▸ **REQUIRED WORK**
Without the pictures, print each of the records below exactly as it appears.

::: PROVIDED ENTRIES

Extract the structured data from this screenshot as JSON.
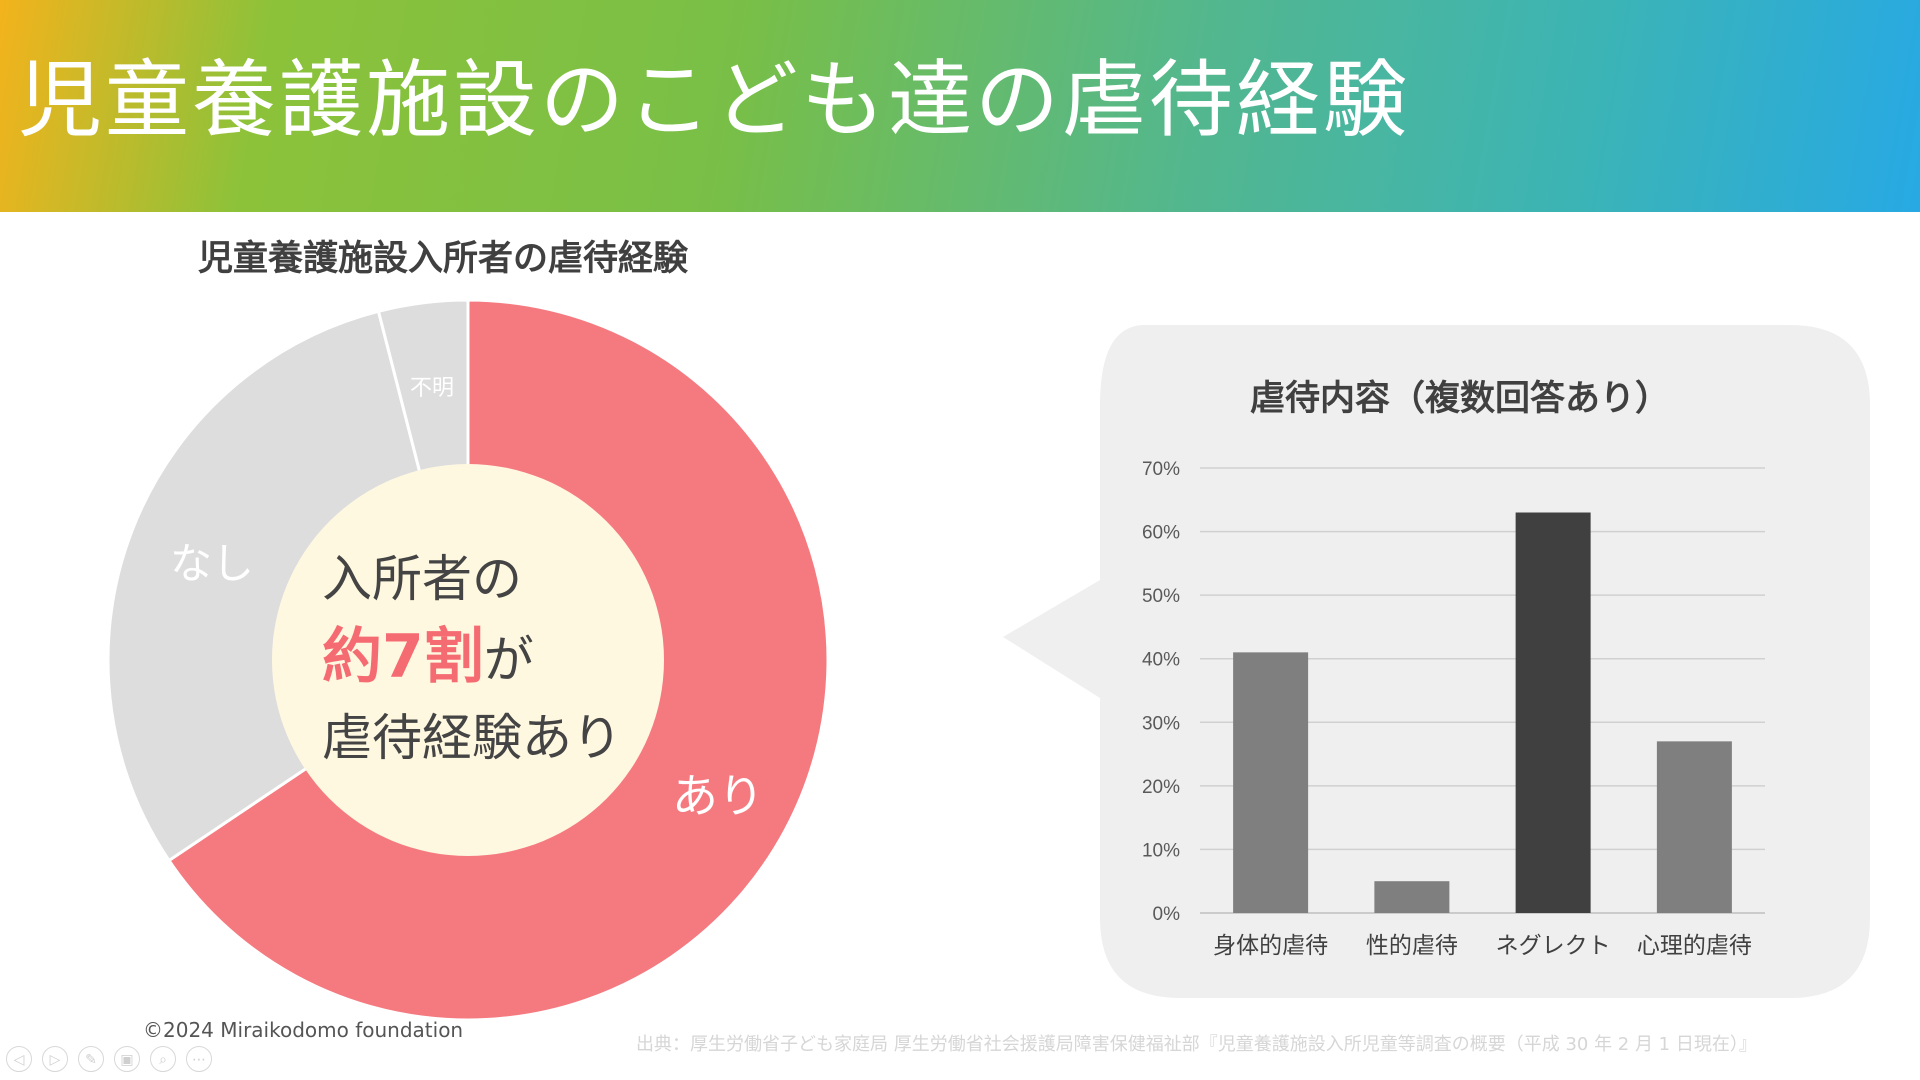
{
  "slide": {
    "title": "児童養護施設のこども達の虐待経験",
    "copyright": "©2024 Miraikodomo foundation",
    "source": "出典：厚生労働省子ども家庭局 厚生労働省社会援護局障害保健福祉部『児童養護施設入所児童等調査の概要（平成 30 年 2 月 1 日現在）』"
  },
  "colors": {
    "accent": "#f57a80",
    "center_fill": "#fff8e1",
    "gray_segment": "#dddddd",
    "bar_gray": "#7f7f7f",
    "bar_dark": "#404040",
    "bubble_bg": "#efefef"
  },
  "donut": {
    "title": "児童養護施設入所者の虐待経験",
    "center_line1": "入所者の",
    "center_highlight": "約7割",
    "center_line2_suffix": "が",
    "center_line3": "虐待経験あり",
    "label_ari": "あり",
    "label_nashi": "なし",
    "label_fumei": "不明"
  },
  "bar": {
    "title": "虐待内容（複数回答あり）"
  },
  "chart_data": [
    {
      "type": "pie",
      "title": "児童養護施設入所者の虐待経験",
      "categories": [
        "あり",
        "なし",
        "不明"
      ],
      "values": [
        65.6,
        30.4,
        4.0
      ],
      "colors": [
        "#f57a80",
        "#dddddd",
        "#dddddd"
      ]
    },
    {
      "type": "bar",
      "title": "虐待内容（複数回答あり）",
      "categories": [
        "身体的虐待",
        "性的虐待",
        "ネグレクト",
        "心理的虐待"
      ],
      "values": [
        41,
        5,
        63,
        27
      ],
      "unit": "%",
      "ylim": [
        0,
        70
      ],
      "yticks": [
        "0%",
        "10%",
        "20%",
        "30%",
        "40%",
        "50%",
        "60%",
        "70%"
      ],
      "grid": true,
      "highlight": "ネグレクト"
    }
  ],
  "nav_icons": [
    "prev-icon",
    "next-icon",
    "pen-icon",
    "slides-icon",
    "zoom-icon",
    "more-icon"
  ]
}
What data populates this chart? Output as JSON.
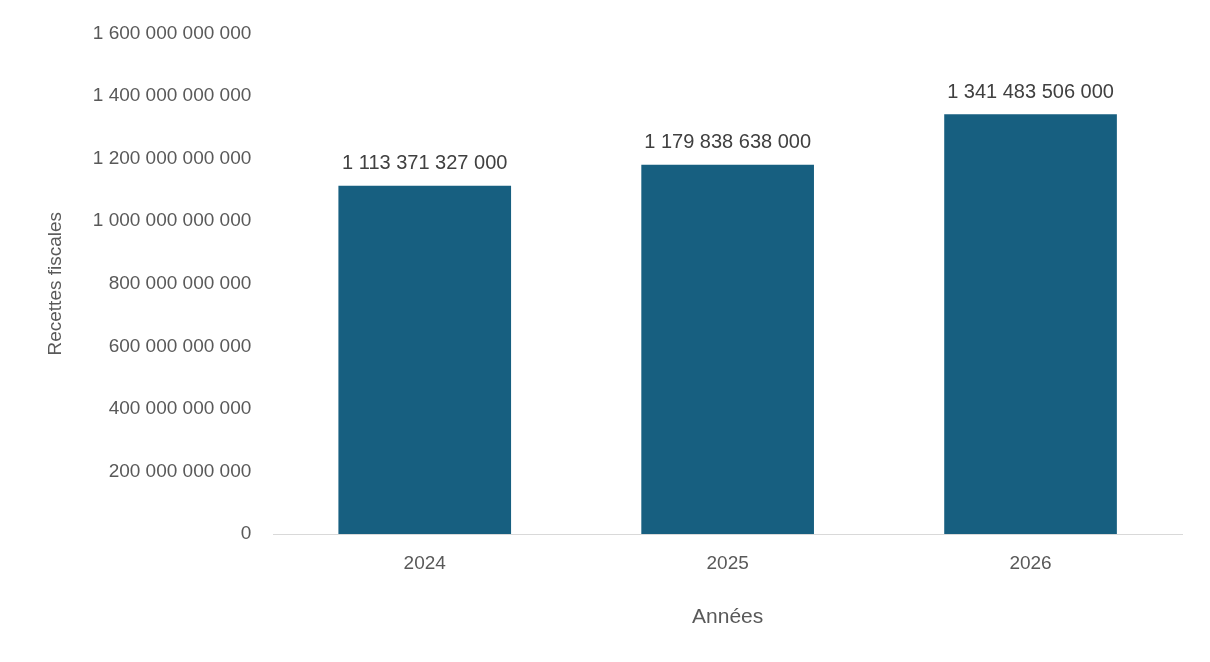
{
  "chart_data": {
    "type": "bar",
    "xlabel": "Années",
    "ylabel": "Recettes fiscales",
    "categories": [
      "2024",
      "2025",
      "2026"
    ],
    "values": [
      1113371327000,
      1179838638000,
      1341483506000
    ],
    "value_labels": [
      "1 113 371 327 000",
      "1 179 838 638 000",
      "1 341 483 506 000"
    ],
    "color": "#175f80",
    "ylim": [
      0,
      1600000000000
    ],
    "yticks": [
      0,
      {
        "value": 200000000000,
        "label": "200 000 000 000"
      },
      {
        "value": 400000000000,
        "label": "400 000 000 000"
      },
      {
        "value": 600000000000,
        "label": "600 000 000 000"
      },
      {
        "value": 800000000000,
        "label": "800 000 000 000"
      },
      {
        "value": 1000000000000,
        "label": "1 000 000 000 000"
      },
      {
        "value": 1200000000000,
        "label": "1 200 000 000 000"
      },
      {
        "value": 1400000000000,
        "label": "1 400 000 000 000"
      },
      {
        "value": 1600000000000,
        "label": "1 600 000 000 000"
      }
    ],
    "grid": false,
    "legend": false
  }
}
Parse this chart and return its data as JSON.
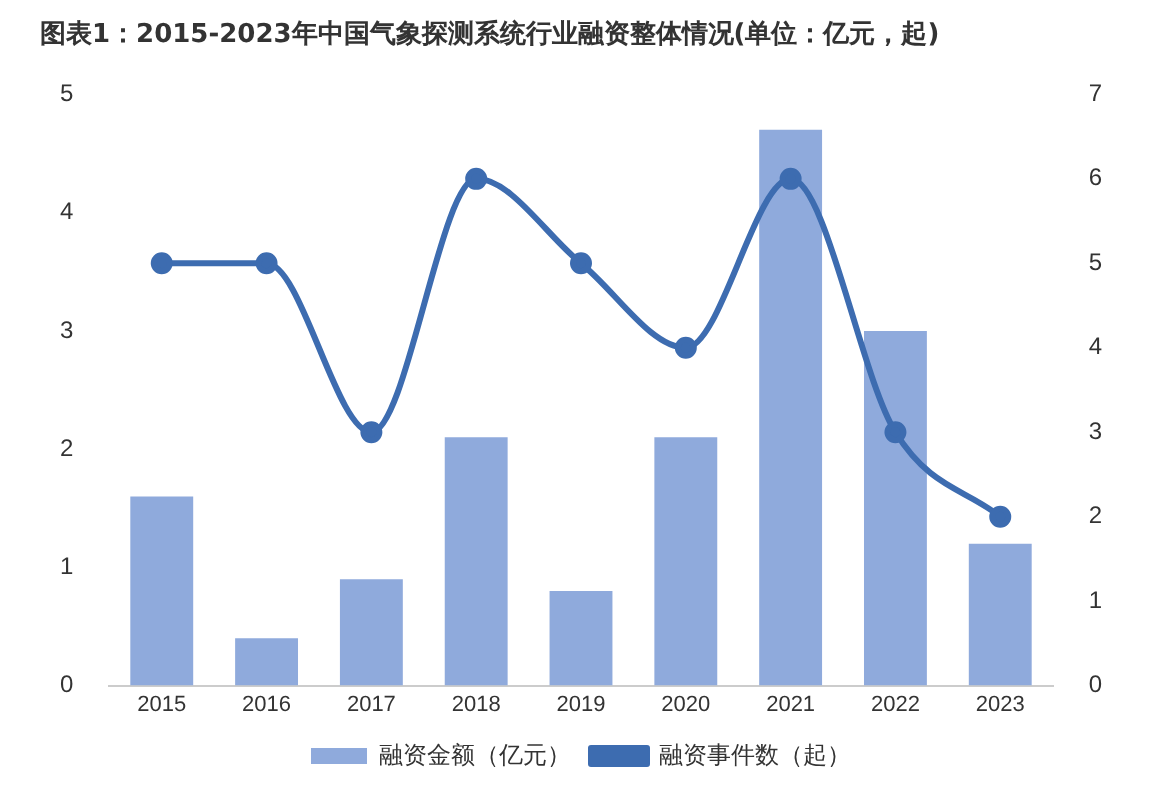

::::::

▸ **RESULT FOR THIS EXERCISE**
Extract the structured data from this screenshot as JSON.
{
  "slide": {
    "title": "児童養護施設のこども達の虐待経験",
    "copyright": "©2024 Miraikodomo foundation",
    "source": "出典：厚生労働省子ども家庭局 厚生労働省社会援護局障害保健福祉部『児童養護施設入所児童等調査の概要（平成 30 年 2 月 1 日現在）』"
  },
  "colors": {
    "accent": "#f57a80",
    "center_fill": "#fff8e1",
    "gray_segment": "#dddddd",
    "bar_gray": "#7f7f7f",
    "bar_dark": "#404040",
    "bubble_bg": "#efefef"
  },
  "donut": {
    "title": "児童養護施設入所者の虐待経験",
    "center_line1": "入所者の",
    "center_highlight": "約7割",
    "center_line2_suffix": "が",
    "center_line3": "虐待経験あり",
    "label_ari": "あり",
    "label_nashi": "なし",
    "label_fumei": "不明"
  },
  "bar": {
    "title": "虐待内容（複数回答あり）"
  },
  "chart_data": [
    {
      "type": "pie",
      "title": "児童養護施設入所者の虐待経験",
      "categories": [
        "あり",
        "なし",
        "不明"
      ],
      "values": [
        65.6,
        30.4,
        4.0
      ],
      "colors": [
        "#f57a80",
        "#dddddd",
        "#dddddd"
      ]
    },
    {
      "type": "bar",
      "title": "虐待内容（複数回答あり）",
      "categories": [
        "身体的虐待",
        "性的虐待",
        "ネグレクト",
        "心理的虐待"
      ],
      "values": [
        41,
        5,
        63,
        27
      ],
      "unit": "%",
      "ylim": [
        0,
        70
      ],
      "yticks": [
        "0%",
        "10%",
        "20%",
        "30%",
        "40%",
        "50%",
        "60%",
        "70%"
      ],
      "grid": true,
      "highlight": "ネグレクト"
    }
  ],
  "nav_icons": [
    "prev-icon",
    "next-icon",
    "pen-icon",
    "slides-icon",
    "zoom-icon",
    "more-icon"
  ]
}
What data populates this chart? Output as JSON.
{
  "chart_data": {
    "type": "bar",
    "xlabel": "Années",
    "ylabel": "Recettes fiscales",
    "categories": [
      "2024",
      "2025",
      "2026"
    ],
    "values": [
      1113371327000,
      1179838638000,
      1341483506000
    ],
    "value_labels": [
      "1 113 371 327 000",
      "1 179 838 638 000",
      "1 341 483 506 000"
    ],
    "color": "#175f80",
    "ylim": [
      0,
      1600000000000
    ],
    "yticks": [
      0,
      {
        "value": 200000000000,
        "label": "200 000 000 000"
      },
      {
        "value": 400000000000,
        "label": "400 000 000 000"
      },
      {
        "value": 600000000000,
        "label": "600 000 000 000"
      },
      {
        "value": 800000000000,
        "label": "800 000 000 000"
      },
      {
        "value": 1000000000000,
        "label": "1 000 000 000 000"
      },
      {
        "value": 1200000000000,
        "label": "1 200 000 000 000"
      },
      {
        "value": 1400000000000,
        "label": "1 400 000 000 000"
      },
      {
        "value": 1600000000000,
        "label": "1 600 000 000 000"
      }
    ],
    "grid": false,
    "legend": false
  }
}
Parse this chart and return its data as JSON.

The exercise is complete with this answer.